§ Input data:
##############################

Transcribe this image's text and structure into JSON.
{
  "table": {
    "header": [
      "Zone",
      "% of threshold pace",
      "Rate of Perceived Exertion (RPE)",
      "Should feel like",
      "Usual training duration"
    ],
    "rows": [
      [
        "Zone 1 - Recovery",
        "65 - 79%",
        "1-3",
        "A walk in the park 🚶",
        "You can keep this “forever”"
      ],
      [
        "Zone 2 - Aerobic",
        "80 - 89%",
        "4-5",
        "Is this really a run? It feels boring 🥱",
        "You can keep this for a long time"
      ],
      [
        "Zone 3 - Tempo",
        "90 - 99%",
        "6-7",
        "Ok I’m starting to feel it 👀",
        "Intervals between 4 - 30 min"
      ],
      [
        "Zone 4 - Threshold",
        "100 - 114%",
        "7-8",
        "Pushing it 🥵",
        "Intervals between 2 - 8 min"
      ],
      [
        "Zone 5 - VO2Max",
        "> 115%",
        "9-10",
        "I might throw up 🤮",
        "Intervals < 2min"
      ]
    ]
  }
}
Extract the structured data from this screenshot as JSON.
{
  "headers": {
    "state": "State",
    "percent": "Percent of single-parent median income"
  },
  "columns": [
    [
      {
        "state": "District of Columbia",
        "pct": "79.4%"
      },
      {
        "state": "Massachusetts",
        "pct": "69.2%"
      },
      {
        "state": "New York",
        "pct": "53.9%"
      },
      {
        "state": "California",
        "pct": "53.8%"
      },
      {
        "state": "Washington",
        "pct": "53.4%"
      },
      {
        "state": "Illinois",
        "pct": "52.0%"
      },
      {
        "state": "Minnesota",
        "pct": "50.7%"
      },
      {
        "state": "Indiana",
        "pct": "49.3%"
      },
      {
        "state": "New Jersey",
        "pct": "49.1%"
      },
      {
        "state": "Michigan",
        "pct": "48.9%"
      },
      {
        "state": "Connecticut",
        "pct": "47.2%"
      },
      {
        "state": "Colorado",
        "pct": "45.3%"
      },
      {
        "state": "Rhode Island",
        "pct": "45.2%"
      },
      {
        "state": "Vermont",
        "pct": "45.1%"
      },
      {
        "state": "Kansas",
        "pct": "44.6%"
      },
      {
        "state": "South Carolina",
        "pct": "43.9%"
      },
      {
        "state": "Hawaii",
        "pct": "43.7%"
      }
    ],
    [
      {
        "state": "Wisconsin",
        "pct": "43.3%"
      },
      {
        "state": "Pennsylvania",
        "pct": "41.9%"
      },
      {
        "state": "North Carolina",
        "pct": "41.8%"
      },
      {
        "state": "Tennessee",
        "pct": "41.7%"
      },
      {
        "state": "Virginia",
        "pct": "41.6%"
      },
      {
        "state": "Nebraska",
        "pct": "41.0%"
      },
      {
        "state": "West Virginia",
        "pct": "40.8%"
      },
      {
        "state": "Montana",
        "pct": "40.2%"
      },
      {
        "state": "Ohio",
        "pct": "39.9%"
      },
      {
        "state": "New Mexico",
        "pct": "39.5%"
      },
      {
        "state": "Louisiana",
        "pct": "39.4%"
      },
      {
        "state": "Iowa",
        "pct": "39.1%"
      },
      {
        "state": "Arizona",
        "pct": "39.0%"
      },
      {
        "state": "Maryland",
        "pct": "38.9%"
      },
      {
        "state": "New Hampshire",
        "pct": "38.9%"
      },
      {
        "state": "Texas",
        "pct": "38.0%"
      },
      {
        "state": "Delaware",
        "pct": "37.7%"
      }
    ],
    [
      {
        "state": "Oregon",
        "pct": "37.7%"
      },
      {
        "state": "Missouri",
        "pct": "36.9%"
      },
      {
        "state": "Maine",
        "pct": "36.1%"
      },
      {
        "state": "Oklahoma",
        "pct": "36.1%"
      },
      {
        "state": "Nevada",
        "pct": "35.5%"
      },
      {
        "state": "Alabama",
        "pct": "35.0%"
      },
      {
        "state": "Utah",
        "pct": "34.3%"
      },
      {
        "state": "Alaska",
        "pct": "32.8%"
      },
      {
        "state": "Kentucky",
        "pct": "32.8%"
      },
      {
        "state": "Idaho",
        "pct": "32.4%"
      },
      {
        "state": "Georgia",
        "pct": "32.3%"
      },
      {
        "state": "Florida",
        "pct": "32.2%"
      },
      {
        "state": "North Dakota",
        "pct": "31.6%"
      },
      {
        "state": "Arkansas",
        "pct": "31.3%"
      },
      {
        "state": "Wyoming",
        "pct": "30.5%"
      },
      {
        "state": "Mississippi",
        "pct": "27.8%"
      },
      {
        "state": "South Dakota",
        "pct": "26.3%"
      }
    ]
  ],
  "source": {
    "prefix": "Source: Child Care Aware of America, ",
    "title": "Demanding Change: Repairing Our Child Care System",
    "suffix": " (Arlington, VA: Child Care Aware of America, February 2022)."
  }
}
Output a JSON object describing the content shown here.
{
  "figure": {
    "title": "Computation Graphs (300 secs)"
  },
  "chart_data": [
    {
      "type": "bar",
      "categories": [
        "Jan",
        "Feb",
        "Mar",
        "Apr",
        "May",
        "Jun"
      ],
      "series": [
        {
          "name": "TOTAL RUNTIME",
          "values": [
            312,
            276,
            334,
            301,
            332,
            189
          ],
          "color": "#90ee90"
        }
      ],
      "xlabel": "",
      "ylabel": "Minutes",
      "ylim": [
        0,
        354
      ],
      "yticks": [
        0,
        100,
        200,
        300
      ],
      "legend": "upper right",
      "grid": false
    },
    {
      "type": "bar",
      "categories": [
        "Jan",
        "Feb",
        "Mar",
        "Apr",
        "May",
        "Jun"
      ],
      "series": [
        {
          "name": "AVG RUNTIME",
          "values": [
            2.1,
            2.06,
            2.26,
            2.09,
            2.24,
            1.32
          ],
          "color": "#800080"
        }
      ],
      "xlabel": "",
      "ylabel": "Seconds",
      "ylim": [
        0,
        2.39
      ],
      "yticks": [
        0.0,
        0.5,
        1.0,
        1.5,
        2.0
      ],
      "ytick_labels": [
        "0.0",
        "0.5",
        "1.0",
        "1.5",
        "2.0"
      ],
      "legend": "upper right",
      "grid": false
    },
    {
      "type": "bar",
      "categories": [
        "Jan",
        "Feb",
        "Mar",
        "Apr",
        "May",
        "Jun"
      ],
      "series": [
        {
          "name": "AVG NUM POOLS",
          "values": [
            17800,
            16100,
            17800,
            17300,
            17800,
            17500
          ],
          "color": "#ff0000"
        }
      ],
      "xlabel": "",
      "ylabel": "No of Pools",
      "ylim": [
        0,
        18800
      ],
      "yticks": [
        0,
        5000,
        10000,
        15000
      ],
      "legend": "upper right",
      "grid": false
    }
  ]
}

##############################

§ Goal:
Look through the material and copy each line that has "this".

§ Exercise response:
Transcribe this image's text and structure into JSON.
        "You can keep this “forever”"
        "Is this really a run? It feels boring 🥱",
        "You can keep this for a long time"
Extract the structured data from this screenshot as JSON.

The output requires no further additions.